GIVEN EXERCISE: Make an exact copy of all the material below, apart from the pictures.

begin TASK MATERIAL

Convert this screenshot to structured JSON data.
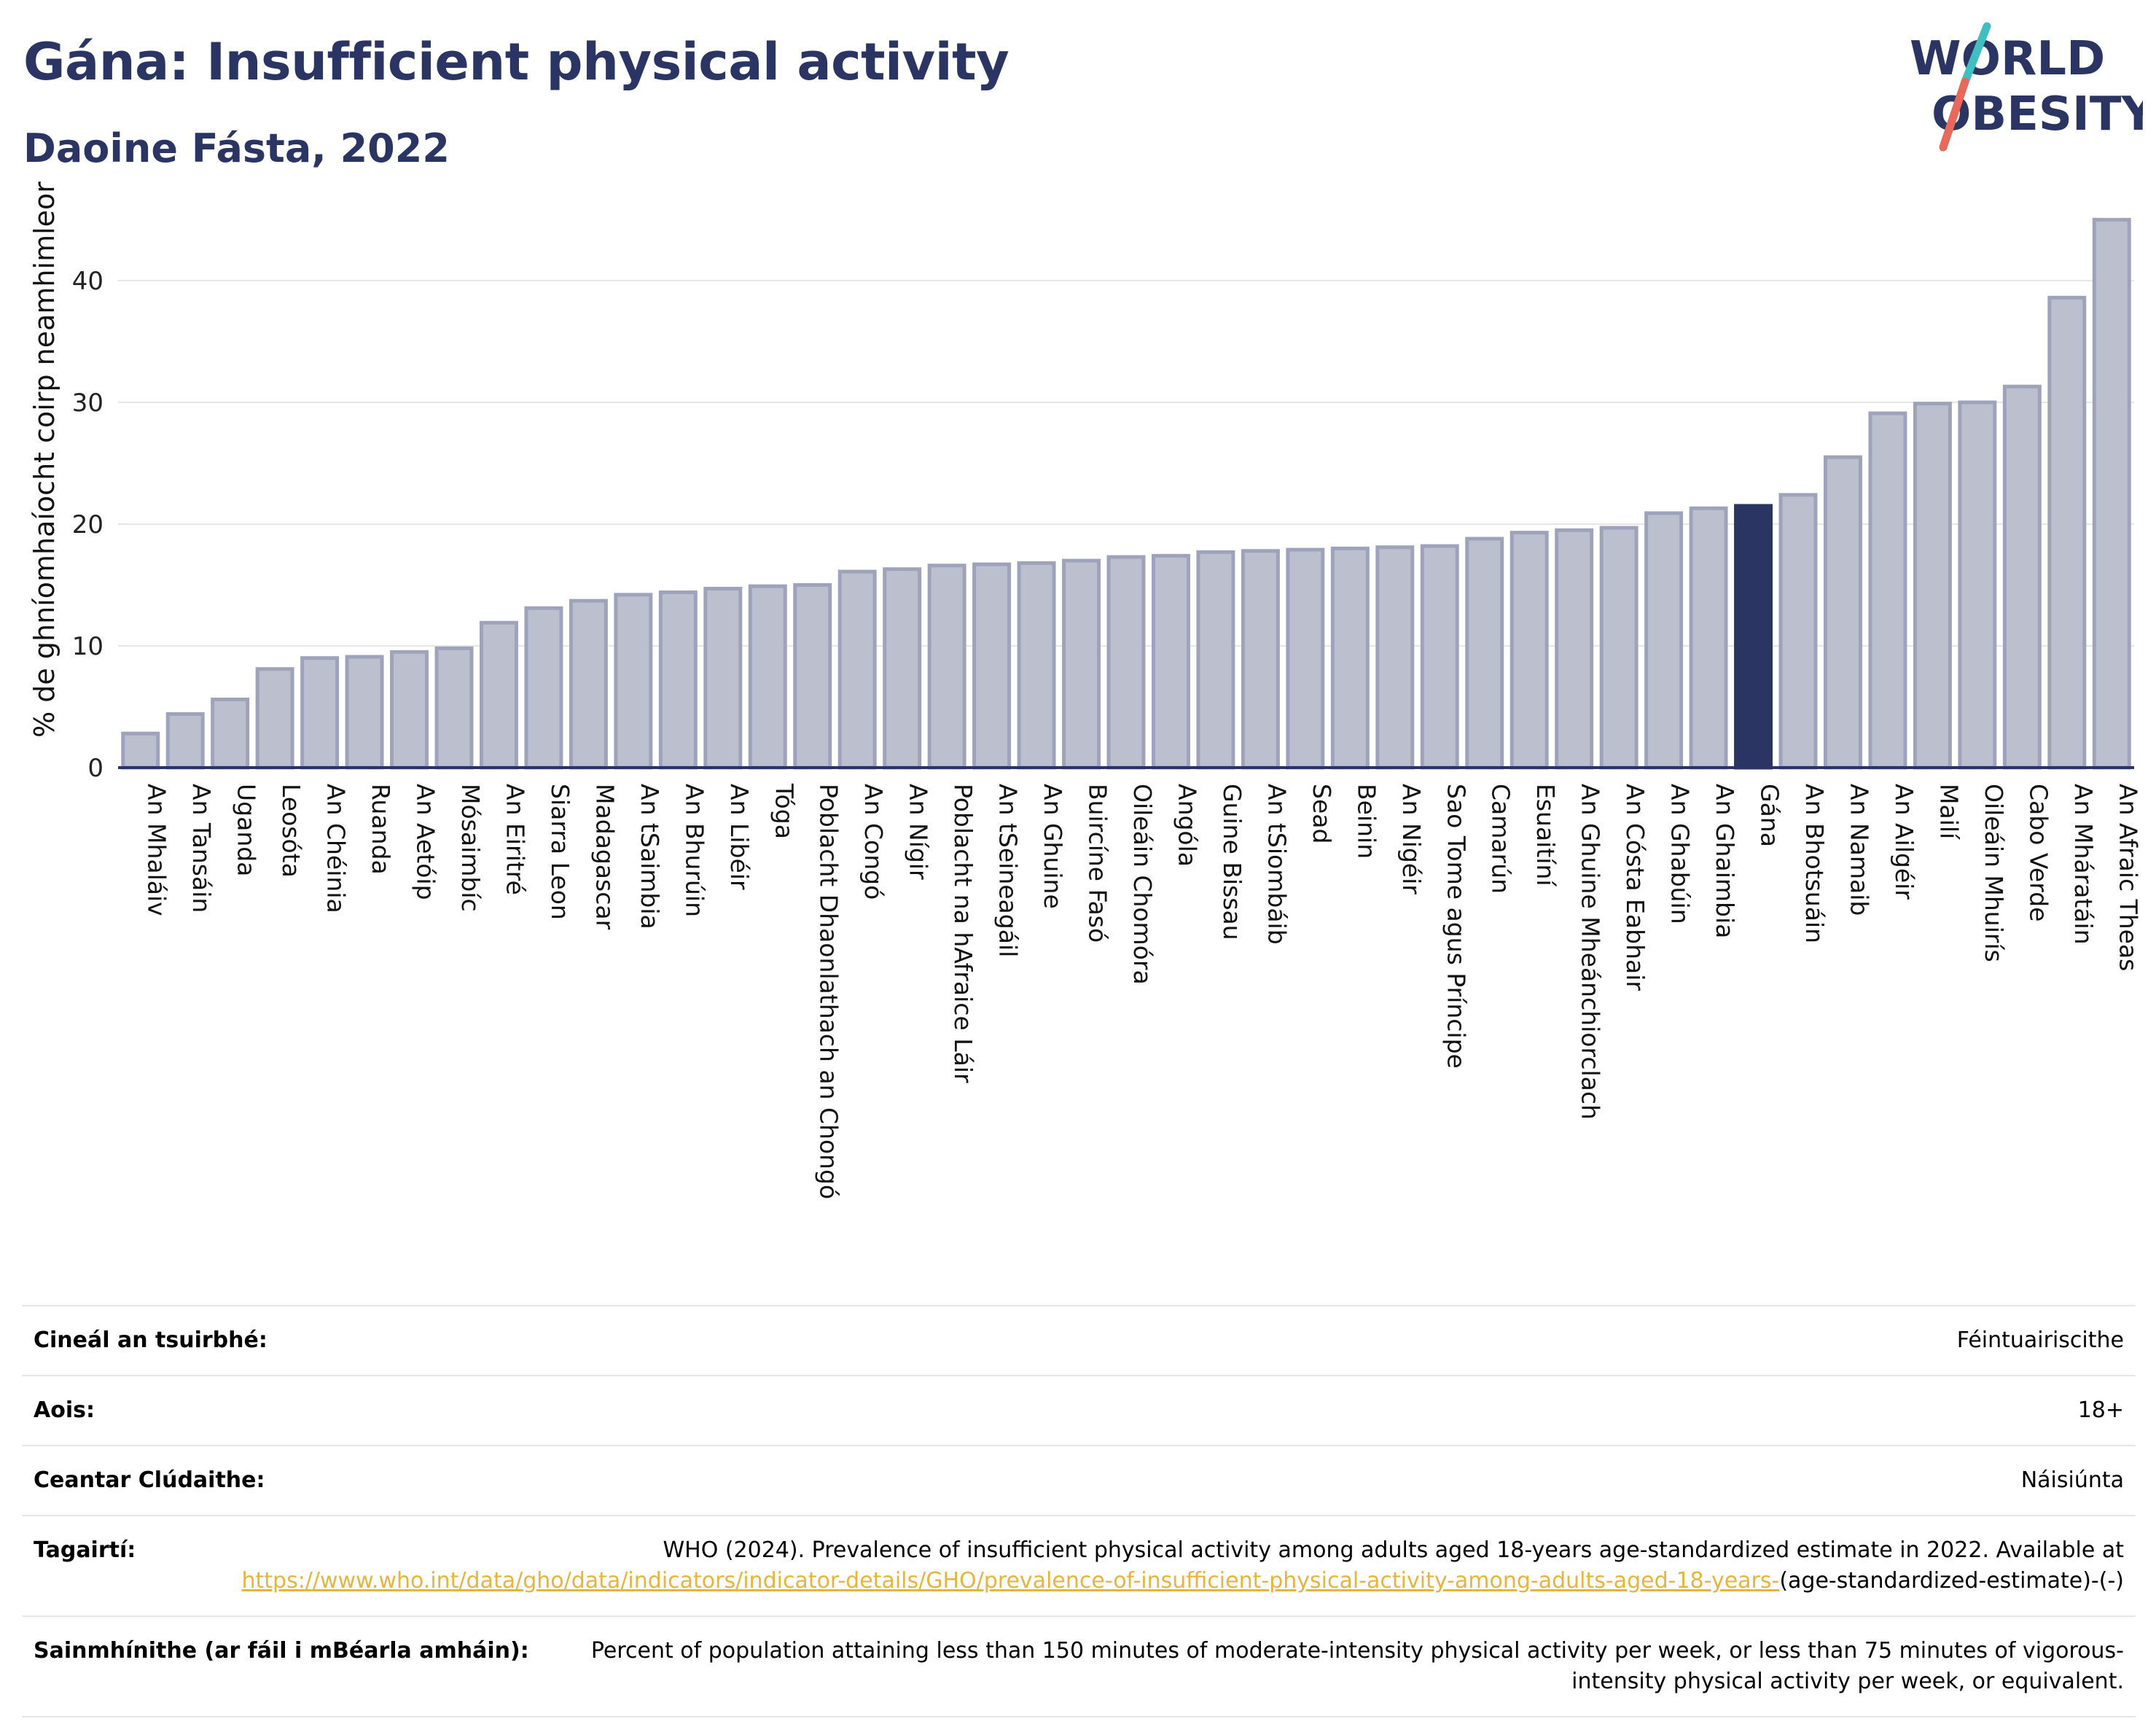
{
  "header": {
    "title": "Gána: Insufficient physical activity",
    "subtitle": "Daoine Fásta, 2022"
  },
  "logo": {
    "line1": "WORLD",
    "line2": "OBESITY"
  },
  "colors": {
    "title": "#2b3563",
    "bar_fill": "#bcc0ce",
    "bar_stroke": "#9ea3bb",
    "highlight_fill": "#2b3563",
    "axis": "#2b3563",
    "grid": "#e6e6e6",
    "link": "#e8b53c",
    "logo_slash_teal": "#3fbfbf",
    "logo_slash_red": "#e8685a"
  },
  "chart_data": {
    "type": "bar",
    "ylabel": "% de ghníomhaíocht coirp neamhimleor",
    "xlabel": "",
    "ylim": [
      0,
      47
    ],
    "yticks": [
      0,
      10,
      20,
      30,
      40
    ],
    "grid": true,
    "highlight": "Gána",
    "categories": [
      "An Mhaláiv",
      "An Tansáin",
      "Uganda",
      "Leosóta",
      "An Chéinia",
      "Ruanda",
      "An Aetóip",
      "Mósaimbíc",
      "An Eiritré",
      "Siarra Leon",
      "Madagascar",
      "An tSaimbia",
      "An Bhurúin",
      "An Libéir",
      "Tóga",
      "Poblacht Dhaonlathach an Chongó",
      "An Congó",
      "An Nígir",
      "Poblacht na hAfraice Láir",
      "An tSeineagáil",
      "An Ghuine",
      "Buircíne Fasó",
      "Oileáin Chomóra",
      "Angóla",
      "Guine Bissau",
      "An tSiombáib",
      "Sead",
      "Beinin",
      "An Nigéir",
      "Sao Tome agus Príncipe",
      "Camarún",
      "Esuaitíní",
      "An Ghuine Mheánchiorclach",
      "An Cósta Eabhair",
      "An Ghabúin",
      "An Ghaimbia",
      "Gána",
      "An Bhotsuáin",
      "An Namaib",
      "An Ailgéir",
      "Mailí",
      "Oileáin Mhuirís",
      "Cabo Verde",
      "An Mháratáin",
      "An Afraic Theas"
    ],
    "values": [
      2.8,
      4.4,
      5.6,
      8.1,
      9.0,
      9.1,
      9.5,
      9.8,
      11.9,
      13.1,
      13.7,
      14.2,
      14.4,
      14.7,
      14.9,
      15.0,
      16.1,
      16.3,
      16.6,
      16.7,
      16.8,
      17.0,
      17.3,
      17.4,
      17.7,
      17.8,
      17.9,
      18.0,
      18.1,
      18.2,
      18.8,
      19.3,
      19.5,
      19.7,
      20.9,
      21.3,
      21.5,
      22.4,
      25.5,
      29.1,
      29.9,
      30.0,
      31.3,
      38.6,
      45.0
    ]
  },
  "meta": {
    "survey_type_label": "Cineál an tsuirbhé:",
    "survey_type_value": "Féintuairiscithe",
    "age_label": "Aois:",
    "age_value": "18+",
    "coverage_label": "Ceantar Clúdaithe:",
    "coverage_value": "Náisiúnta",
    "references_label": "Tagairtí:",
    "references_text": "WHO (2024). Prevalence of insufficient physical activity among adults aged 18-years age-standardized estimate in 2022. Available at",
    "references_link": "https://www.who.int/data/gho/data/indicators/indicator-details/GHO/prevalence-of-insufficient-physical-activity-among-adults-aged-18-years-",
    "references_suffix": "(age-standardized-estimate)-(-)",
    "definitions_label": "Sainmhínithe (ar fáil i mBéarla amháin):",
    "definitions_value": "Percent of population attaining less than 150 minutes of moderate-intensity physical activity per week, or less than 75 minutes of vigorous-intensity physical activity per week, or equivalent."
  }
}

end TASK MATERIAL

TASK ANSWER:
Convert this screenshot to structured JSON data.
{
  "header": {
    "title": "Gána: Insufficient physical activity",
    "subtitle": "Daoine Fásta, 2022"
  },
  "logo": {
    "line1": "WORLD",
    "line2": "OBESITY"
  },
  "colors": {
    "title": "#2b3563",
    "bar_fill": "#bcc0ce",
    "bar_stroke": "#9ea3bb",
    "highlight_fill": "#2b3563",
    "axis": "#2b3563",
    "grid": "#e6e6e6",
    "link": "#e8b53c",
    "logo_slash_teal": "#3fbfbf",
    "logo_slash_red": "#e8685a"
  },
  "chart_data": {
    "type": "bar",
    "ylabel": "% de ghníomhaíocht coirp neamhimleor",
    "xlabel": "",
    "ylim": [
      0,
      47
    ],
    "yticks": [
      0,
      10,
      20,
      30,
      40
    ],
    "grid": true,
    "highlight": "Gána",
    "categories": [
      "An Mhaláiv",
      "An Tansáin",
      "Uganda",
      "Leosóta",
      "An Chéinia",
      "Ruanda",
      "An Aetóip",
      "Mósaimbíc",
      "An Eiritré",
      "Siarra Leon",
      "Madagascar",
      "An tSaimbia",
      "An Bhurúin",
      "An Libéir",
      "Tóga",
      "Poblacht Dhaonlathach an Chongó",
      "An Congó",
      "An Nígir",
      "Poblacht na hAfraice Láir",
      "An tSeineagáil",
      "An Ghuine",
      "Buircíne Fasó",
      "Oileáin Chomóra",
      "Angóla",
      "Guine Bissau",
      "An tSiombáib",
      "Sead",
      "Beinin",
      "An Nigéir",
      "Sao Tome agus Príncipe",
      "Camarún",
      "Esuaitíní",
      "An Ghuine Mheánchiorclach",
      "An Cósta Eabhair",
      "An Ghabúin",
      "An Ghaimbia",
      "Gána",
      "An Bhotsuáin",
      "An Namaib",
      "An Ailgéir",
      "Mailí",
      "Oileáin Mhuirís",
      "Cabo Verde",
      "An Mháratáin",
      "An Afraic Theas"
    ],
    "values": [
      2.8,
      4.4,
      5.6,
      8.1,
      9.0,
      9.1,
      9.5,
      9.8,
      11.9,
      13.1,
      13.7,
      14.2,
      14.4,
      14.7,
      14.9,
      15.0,
      16.1,
      16.3,
      16.6,
      16.7,
      16.8,
      17.0,
      17.3,
      17.4,
      17.7,
      17.8,
      17.9,
      18.0,
      18.1,
      18.2,
      18.8,
      19.3,
      19.5,
      19.7,
      20.9,
      21.3,
      21.5,
      22.4,
      25.5,
      29.1,
      29.9,
      30.0,
      31.3,
      38.6,
      45.0
    ]
  },
  "meta": {
    "survey_type_label": "Cineál an tsuirbhé:",
    "survey_type_value": "Féintuairiscithe",
    "age_label": "Aois:",
    "age_value": "18+",
    "coverage_label": "Ceantar Clúdaithe:",
    "coverage_value": "Náisiúnta",
    "references_label": "Tagairtí:",
    "references_text": "WHO (2024). Prevalence of insufficient physical activity among adults aged 18-years age-standardized estimate in 2022. Available at",
    "references_link": "https://www.who.int/data/gho/data/indicators/indicator-details/GHO/prevalence-of-insufficient-physical-activity-among-adults-aged-18-years-",
    "references_suffix": "(age-standardized-estimate)-(-)",
    "definitions_label": "Sainmhínithe (ar fáil i mBéarla amháin):",
    "definitions_value": "Percent of population attaining less than 150 minutes of moderate-intensity physical activity per week, or less than 75 minutes of vigorous-intensity physical activity per week, or equivalent."
  }
}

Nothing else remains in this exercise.